====== MATERIAL TO PROCESS ======

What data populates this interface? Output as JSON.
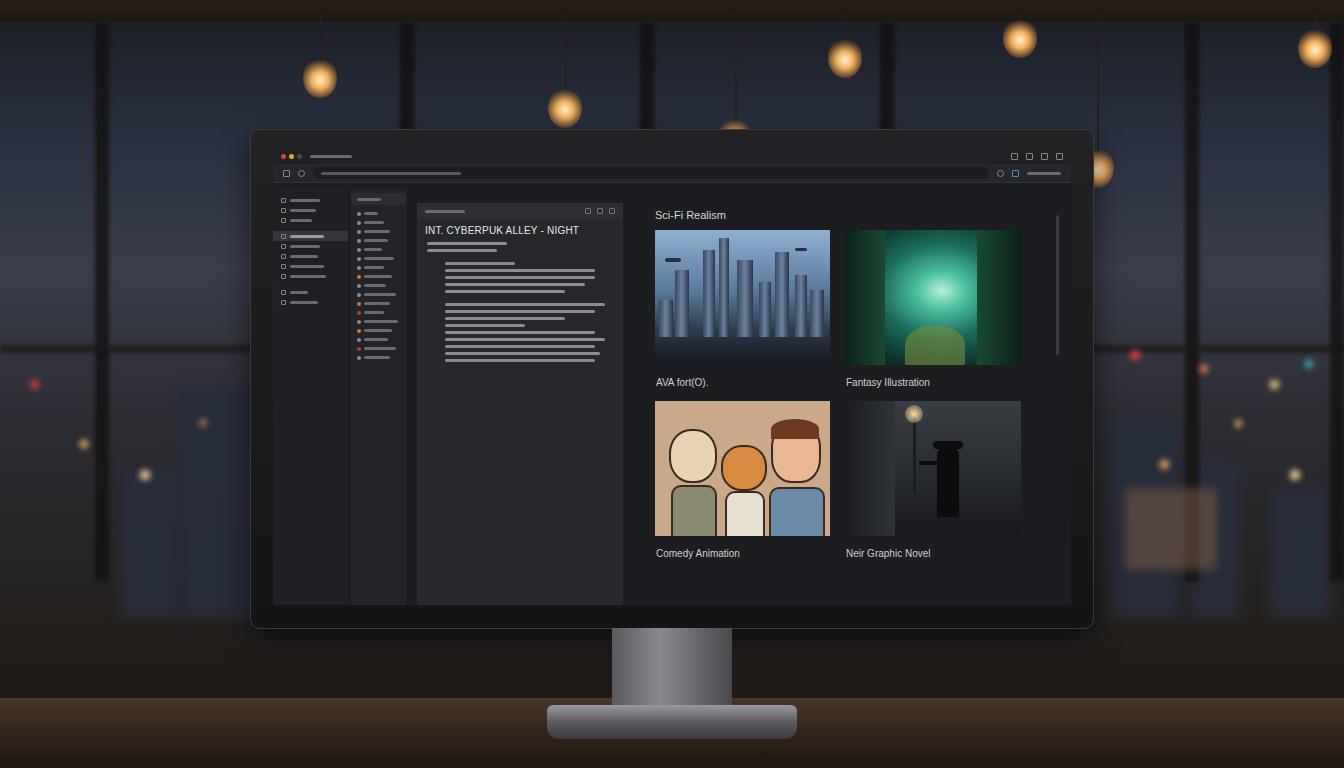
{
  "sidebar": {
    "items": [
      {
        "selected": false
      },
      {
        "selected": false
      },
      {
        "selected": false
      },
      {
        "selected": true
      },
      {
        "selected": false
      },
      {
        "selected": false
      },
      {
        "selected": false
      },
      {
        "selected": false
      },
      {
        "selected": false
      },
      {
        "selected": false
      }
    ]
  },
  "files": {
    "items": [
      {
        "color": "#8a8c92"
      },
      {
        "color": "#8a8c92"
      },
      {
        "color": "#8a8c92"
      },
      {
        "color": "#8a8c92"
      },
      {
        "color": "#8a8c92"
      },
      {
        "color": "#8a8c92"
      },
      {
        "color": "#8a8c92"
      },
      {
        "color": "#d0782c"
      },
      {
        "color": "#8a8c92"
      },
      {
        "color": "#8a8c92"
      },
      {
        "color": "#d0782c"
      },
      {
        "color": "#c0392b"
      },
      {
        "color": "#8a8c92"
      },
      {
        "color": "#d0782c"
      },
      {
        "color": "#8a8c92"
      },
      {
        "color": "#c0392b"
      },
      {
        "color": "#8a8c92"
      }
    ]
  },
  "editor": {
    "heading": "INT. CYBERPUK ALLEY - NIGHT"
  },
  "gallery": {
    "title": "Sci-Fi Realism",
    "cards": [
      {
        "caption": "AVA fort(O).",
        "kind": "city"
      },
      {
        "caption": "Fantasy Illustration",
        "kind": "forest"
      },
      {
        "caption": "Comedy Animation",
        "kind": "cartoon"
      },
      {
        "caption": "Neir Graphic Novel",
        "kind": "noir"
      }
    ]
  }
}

======
====== MATERIAL TO PROCESS ======

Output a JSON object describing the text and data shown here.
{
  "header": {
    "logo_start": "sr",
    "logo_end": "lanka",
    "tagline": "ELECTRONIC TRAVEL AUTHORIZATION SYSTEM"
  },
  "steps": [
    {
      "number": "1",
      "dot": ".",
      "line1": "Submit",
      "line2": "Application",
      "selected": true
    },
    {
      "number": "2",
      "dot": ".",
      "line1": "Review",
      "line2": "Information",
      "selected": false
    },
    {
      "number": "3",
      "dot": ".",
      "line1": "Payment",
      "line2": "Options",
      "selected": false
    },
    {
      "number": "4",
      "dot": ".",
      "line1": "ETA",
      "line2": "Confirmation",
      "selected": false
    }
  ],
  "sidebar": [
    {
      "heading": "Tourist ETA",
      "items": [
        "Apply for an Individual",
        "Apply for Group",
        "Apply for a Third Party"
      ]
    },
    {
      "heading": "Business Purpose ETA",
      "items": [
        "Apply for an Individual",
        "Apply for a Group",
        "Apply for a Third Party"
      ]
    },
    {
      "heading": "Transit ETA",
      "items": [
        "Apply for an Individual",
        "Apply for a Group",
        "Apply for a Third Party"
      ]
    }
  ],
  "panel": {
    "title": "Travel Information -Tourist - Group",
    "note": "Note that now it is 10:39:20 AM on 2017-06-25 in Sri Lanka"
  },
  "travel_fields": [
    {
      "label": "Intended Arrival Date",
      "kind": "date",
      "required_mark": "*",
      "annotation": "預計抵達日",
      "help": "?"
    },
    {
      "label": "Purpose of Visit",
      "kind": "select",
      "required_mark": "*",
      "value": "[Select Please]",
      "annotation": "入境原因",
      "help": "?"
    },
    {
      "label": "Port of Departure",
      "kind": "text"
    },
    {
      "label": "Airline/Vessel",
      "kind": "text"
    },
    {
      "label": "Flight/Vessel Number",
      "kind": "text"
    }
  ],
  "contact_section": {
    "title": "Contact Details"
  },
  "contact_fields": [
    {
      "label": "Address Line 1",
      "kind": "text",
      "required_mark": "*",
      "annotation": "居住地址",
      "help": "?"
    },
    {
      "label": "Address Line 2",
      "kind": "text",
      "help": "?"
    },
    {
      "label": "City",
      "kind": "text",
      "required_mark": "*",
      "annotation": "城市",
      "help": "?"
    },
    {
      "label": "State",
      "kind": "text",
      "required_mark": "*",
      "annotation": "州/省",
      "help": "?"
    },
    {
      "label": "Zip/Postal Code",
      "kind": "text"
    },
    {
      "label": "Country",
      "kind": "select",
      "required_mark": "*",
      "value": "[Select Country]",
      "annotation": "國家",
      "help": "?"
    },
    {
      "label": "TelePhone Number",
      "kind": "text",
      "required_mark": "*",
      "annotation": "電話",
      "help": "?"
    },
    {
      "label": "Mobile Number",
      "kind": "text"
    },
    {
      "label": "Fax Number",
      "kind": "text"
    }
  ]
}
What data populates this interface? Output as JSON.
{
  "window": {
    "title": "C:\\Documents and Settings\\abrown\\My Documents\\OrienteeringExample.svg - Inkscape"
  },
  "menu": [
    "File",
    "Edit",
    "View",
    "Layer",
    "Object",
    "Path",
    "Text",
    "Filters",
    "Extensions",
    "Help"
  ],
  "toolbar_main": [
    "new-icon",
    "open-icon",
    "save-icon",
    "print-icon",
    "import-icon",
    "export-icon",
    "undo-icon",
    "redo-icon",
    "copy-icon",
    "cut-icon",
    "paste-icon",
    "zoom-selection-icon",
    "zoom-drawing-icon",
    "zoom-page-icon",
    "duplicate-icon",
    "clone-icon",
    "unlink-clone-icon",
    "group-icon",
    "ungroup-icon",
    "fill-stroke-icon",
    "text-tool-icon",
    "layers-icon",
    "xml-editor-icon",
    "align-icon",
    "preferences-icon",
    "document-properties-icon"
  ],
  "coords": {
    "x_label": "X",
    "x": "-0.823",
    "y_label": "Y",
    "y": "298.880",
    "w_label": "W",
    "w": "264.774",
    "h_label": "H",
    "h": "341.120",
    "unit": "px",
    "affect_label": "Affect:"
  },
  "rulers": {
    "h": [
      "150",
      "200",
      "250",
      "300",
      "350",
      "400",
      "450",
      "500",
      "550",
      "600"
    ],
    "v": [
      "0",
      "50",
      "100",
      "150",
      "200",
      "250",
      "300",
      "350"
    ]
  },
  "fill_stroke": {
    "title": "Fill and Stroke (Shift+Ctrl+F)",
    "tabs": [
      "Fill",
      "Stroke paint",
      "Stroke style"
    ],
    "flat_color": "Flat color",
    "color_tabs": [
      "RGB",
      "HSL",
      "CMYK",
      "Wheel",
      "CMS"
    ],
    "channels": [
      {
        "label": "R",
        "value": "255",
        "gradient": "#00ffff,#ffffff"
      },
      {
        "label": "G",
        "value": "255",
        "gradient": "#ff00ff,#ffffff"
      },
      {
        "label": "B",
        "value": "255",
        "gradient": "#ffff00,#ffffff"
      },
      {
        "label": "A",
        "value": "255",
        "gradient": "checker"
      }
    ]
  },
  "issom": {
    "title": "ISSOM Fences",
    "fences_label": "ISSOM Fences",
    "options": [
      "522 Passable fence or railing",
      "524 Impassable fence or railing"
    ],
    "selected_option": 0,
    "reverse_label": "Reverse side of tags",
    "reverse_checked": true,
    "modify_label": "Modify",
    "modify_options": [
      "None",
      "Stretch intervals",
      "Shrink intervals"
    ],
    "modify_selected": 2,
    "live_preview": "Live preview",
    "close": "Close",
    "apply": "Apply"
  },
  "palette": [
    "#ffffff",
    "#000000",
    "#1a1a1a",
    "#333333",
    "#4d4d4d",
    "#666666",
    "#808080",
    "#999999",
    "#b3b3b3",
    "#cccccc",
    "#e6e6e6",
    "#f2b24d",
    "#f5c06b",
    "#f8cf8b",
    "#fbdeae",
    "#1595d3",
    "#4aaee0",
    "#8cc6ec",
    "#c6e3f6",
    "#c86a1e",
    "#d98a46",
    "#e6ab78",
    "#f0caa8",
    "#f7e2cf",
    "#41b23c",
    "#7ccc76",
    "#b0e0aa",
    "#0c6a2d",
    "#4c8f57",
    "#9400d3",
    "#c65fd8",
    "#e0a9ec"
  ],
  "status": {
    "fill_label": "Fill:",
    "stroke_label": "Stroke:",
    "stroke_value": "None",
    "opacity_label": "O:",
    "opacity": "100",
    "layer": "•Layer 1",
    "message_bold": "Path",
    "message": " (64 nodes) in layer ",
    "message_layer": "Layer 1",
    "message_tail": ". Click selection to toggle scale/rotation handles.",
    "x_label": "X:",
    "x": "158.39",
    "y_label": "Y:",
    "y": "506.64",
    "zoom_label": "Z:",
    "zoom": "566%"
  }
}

======

→ **INSTRUCTIONS TO FOLLOW**
From the data above, copy each line that has the string "true".

→ **RESPONSE TO THE EXERCISE**
        "selected": true
      "selected": true
    "reverse_checked": true,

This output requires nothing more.